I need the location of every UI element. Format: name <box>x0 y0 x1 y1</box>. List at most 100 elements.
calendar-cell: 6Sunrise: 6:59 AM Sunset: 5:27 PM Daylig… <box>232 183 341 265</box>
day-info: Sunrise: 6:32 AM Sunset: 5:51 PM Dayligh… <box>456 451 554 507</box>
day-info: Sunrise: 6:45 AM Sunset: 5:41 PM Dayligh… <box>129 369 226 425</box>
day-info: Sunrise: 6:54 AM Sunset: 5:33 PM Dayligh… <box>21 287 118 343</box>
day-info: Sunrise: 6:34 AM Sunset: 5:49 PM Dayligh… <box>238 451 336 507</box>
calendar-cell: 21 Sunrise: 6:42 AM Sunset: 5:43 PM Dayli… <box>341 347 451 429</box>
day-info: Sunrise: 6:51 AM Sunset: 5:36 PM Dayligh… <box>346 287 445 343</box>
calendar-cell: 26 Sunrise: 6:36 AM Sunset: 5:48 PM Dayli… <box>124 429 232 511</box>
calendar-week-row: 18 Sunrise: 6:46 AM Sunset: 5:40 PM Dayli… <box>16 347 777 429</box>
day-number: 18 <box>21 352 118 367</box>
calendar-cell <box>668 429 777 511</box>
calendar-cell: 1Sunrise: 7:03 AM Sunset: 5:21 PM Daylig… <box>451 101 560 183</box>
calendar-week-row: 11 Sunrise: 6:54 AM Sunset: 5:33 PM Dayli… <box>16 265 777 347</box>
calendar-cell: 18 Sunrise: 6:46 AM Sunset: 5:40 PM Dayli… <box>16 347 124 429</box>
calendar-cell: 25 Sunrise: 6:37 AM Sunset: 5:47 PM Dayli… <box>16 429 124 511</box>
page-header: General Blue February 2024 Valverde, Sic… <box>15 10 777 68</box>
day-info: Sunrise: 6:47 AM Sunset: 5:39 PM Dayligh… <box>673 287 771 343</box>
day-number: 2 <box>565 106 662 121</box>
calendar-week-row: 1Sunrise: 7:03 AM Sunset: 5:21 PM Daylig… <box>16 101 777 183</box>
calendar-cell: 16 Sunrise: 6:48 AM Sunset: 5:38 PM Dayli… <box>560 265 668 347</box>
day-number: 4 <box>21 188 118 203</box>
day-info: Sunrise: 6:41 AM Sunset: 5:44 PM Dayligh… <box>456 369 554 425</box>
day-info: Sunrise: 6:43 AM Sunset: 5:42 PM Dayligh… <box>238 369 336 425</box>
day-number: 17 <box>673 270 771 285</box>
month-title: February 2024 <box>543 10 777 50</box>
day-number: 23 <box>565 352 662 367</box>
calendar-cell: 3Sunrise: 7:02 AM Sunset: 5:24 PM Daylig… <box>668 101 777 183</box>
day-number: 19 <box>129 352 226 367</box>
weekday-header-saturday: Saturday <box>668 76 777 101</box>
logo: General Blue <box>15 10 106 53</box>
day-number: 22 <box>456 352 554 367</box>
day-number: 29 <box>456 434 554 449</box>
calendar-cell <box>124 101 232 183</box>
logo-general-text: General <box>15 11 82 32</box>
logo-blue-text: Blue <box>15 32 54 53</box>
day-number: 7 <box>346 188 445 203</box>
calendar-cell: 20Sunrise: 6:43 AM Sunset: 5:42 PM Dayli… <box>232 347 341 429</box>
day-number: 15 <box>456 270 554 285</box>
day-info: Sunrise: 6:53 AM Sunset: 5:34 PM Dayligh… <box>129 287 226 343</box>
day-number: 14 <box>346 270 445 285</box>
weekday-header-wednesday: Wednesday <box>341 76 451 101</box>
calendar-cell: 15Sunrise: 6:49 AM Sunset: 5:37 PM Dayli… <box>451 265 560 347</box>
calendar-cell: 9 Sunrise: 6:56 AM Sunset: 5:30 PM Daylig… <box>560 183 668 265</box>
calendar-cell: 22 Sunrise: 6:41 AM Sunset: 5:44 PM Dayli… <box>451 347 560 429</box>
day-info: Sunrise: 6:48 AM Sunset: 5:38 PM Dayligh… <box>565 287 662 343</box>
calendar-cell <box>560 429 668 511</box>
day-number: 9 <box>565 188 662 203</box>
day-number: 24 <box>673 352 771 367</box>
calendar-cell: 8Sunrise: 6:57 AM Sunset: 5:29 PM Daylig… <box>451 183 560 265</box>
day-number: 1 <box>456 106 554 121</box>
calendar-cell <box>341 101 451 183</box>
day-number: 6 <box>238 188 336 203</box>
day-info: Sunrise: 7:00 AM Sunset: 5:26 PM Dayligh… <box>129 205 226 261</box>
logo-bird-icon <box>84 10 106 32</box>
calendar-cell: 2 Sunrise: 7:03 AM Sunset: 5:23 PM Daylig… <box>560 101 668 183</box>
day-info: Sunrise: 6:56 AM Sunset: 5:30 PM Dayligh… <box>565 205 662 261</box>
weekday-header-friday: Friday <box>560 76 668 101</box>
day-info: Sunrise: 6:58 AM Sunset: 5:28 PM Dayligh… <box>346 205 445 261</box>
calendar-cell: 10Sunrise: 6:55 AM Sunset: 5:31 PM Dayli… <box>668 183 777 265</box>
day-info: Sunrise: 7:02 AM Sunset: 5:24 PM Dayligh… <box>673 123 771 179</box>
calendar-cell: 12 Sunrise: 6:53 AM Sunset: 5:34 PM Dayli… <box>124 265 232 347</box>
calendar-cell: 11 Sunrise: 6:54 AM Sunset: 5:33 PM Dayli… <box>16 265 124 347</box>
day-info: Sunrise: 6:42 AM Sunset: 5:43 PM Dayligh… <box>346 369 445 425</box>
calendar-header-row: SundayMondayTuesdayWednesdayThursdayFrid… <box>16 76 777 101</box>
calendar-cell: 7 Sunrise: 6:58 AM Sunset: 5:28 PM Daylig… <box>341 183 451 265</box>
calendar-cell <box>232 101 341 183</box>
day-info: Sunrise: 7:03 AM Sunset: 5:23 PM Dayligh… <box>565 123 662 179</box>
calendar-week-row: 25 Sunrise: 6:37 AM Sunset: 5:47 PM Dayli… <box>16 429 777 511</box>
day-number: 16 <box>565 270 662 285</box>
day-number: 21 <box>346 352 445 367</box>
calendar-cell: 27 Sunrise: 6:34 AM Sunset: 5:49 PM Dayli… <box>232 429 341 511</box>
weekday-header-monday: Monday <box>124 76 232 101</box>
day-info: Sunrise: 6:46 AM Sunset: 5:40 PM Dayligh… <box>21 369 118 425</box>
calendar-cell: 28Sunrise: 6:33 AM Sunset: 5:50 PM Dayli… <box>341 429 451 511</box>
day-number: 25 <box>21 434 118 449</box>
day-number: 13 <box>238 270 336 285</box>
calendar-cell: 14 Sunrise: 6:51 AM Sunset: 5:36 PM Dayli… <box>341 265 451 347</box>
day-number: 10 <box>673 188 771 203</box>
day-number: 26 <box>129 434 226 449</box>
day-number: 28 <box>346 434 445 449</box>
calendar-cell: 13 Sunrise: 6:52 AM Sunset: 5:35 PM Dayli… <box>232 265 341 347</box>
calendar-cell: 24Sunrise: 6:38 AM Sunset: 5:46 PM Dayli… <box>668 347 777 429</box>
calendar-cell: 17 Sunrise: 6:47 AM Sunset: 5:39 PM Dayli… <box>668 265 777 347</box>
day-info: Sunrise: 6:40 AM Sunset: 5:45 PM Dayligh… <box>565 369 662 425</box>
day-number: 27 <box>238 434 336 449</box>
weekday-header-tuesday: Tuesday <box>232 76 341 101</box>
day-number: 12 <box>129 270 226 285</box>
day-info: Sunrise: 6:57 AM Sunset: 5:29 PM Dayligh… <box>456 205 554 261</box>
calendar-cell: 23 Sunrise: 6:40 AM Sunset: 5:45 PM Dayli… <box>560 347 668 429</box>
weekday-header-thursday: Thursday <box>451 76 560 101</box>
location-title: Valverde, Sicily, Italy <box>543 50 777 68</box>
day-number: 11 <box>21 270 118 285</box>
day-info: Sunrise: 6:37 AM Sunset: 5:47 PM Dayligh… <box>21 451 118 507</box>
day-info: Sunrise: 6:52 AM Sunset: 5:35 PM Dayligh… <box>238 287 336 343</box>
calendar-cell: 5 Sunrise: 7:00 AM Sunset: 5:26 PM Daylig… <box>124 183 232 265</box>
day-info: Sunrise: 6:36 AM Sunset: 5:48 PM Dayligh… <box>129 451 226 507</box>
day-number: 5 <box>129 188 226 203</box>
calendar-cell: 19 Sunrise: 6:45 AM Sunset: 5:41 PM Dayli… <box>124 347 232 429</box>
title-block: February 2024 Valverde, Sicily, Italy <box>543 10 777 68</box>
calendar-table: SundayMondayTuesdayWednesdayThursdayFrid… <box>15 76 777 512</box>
----
Reproduce the lines above word for word, starting with the first line and going on through the line that contains "logo-general-text: General <box>15", with both of those lines included.

I need the location of every UI element. Format: name <box>x0 y0 x1 y1</box>. List at most 100 elements.
calendar-cell: 6Sunrise: 6:59 AM Sunset: 5:27 PM Daylig… <box>232 183 341 265</box>
day-info: Sunrise: 6:32 AM Sunset: 5:51 PM Dayligh… <box>456 451 554 507</box>
day-info: Sunrise: 6:45 AM Sunset: 5:41 PM Dayligh… <box>129 369 226 425</box>
day-info: Sunrise: 6:54 AM Sunset: 5:33 PM Dayligh… <box>21 287 118 343</box>
day-info: Sunrise: 6:34 AM Sunset: 5:49 PM Dayligh… <box>238 451 336 507</box>
calendar-cell: 21 Sunrise: 6:42 AM Sunset: 5:43 PM Dayli… <box>341 347 451 429</box>
day-info: Sunrise: 6:51 AM Sunset: 5:36 PM Dayligh… <box>346 287 445 343</box>
calendar-cell: 26 Sunrise: 6:36 AM Sunset: 5:48 PM Dayli… <box>124 429 232 511</box>
calendar-week-row: 18 Sunrise: 6:46 AM Sunset: 5:40 PM Dayli… <box>16 347 777 429</box>
day-number: 18 <box>21 352 118 367</box>
calendar-cell <box>668 429 777 511</box>
calendar-cell: 1Sunrise: 7:03 AM Sunset: 5:21 PM Daylig… <box>451 101 560 183</box>
calendar-week-row: 11 Sunrise: 6:54 AM Sunset: 5:33 PM Dayli… <box>16 265 777 347</box>
calendar-cell: 18 Sunrise: 6:46 AM Sunset: 5:40 PM Dayli… <box>16 347 124 429</box>
calendar-cell: 25 Sunrise: 6:37 AM Sunset: 5:47 PM Dayli… <box>16 429 124 511</box>
page-header: General Blue February 2024 Valverde, Sic… <box>15 10 777 68</box>
day-info: Sunrise: 6:47 AM Sunset: 5:39 PM Dayligh… <box>673 287 771 343</box>
day-number: 2 <box>565 106 662 121</box>
calendar-week-row: 1Sunrise: 7:03 AM Sunset: 5:21 PM Daylig… <box>16 101 777 183</box>
calendar-cell: 16 Sunrise: 6:48 AM Sunset: 5:38 PM Dayli… <box>560 265 668 347</box>
day-number: 4 <box>21 188 118 203</box>
day-info: Sunrise: 6:41 AM Sunset: 5:44 PM Dayligh… <box>456 369 554 425</box>
day-info: Sunrise: 6:43 AM Sunset: 5:42 PM Dayligh… <box>238 369 336 425</box>
day-number: 17 <box>673 270 771 285</box>
month-title: February 2024 <box>543 10 777 50</box>
day-number: 23 <box>565 352 662 367</box>
calendar-cell: 3Sunrise: 7:02 AM Sunset: 5:24 PM Daylig… <box>668 101 777 183</box>
day-number: 19 <box>129 352 226 367</box>
weekday-header-saturday: Saturday <box>668 76 777 101</box>
logo: General Blue <box>15 10 106 53</box>
day-number: 22 <box>456 352 554 367</box>
day-number: 29 <box>456 434 554 449</box>
calendar-cell <box>124 101 232 183</box>
logo-general-text: General <box>15 11 82 32</box>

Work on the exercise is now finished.